• _ENTRIES SUPPLIED_
■ ■ ■ ■ ■

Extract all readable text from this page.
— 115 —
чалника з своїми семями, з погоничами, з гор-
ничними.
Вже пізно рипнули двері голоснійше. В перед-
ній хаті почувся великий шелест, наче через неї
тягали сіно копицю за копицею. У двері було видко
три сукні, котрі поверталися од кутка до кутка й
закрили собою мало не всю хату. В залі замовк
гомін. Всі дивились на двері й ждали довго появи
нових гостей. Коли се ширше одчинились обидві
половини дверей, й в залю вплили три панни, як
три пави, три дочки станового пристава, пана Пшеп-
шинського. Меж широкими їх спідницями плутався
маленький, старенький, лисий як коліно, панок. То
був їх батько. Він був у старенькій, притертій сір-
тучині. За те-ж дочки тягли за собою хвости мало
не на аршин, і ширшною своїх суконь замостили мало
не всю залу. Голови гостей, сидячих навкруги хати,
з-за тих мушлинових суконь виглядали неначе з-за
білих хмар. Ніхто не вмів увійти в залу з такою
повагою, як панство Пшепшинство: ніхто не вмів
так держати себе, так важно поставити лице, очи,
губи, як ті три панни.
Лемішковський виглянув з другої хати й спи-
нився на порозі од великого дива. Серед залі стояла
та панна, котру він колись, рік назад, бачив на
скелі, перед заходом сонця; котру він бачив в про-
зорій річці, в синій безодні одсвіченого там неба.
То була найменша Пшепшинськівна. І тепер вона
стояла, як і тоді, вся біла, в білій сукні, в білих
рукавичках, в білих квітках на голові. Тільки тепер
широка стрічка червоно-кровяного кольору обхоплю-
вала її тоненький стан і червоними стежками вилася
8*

■ ■ ■ ■ ■

• _GOAL OF THE EXERCISE_
Pull out every line above that holds the word "бачив".

• _ANSWER BELOW_
та панна, котру він колись, рік назад, бачив на
скелі, перед заходом сонця; котру він бачив в про-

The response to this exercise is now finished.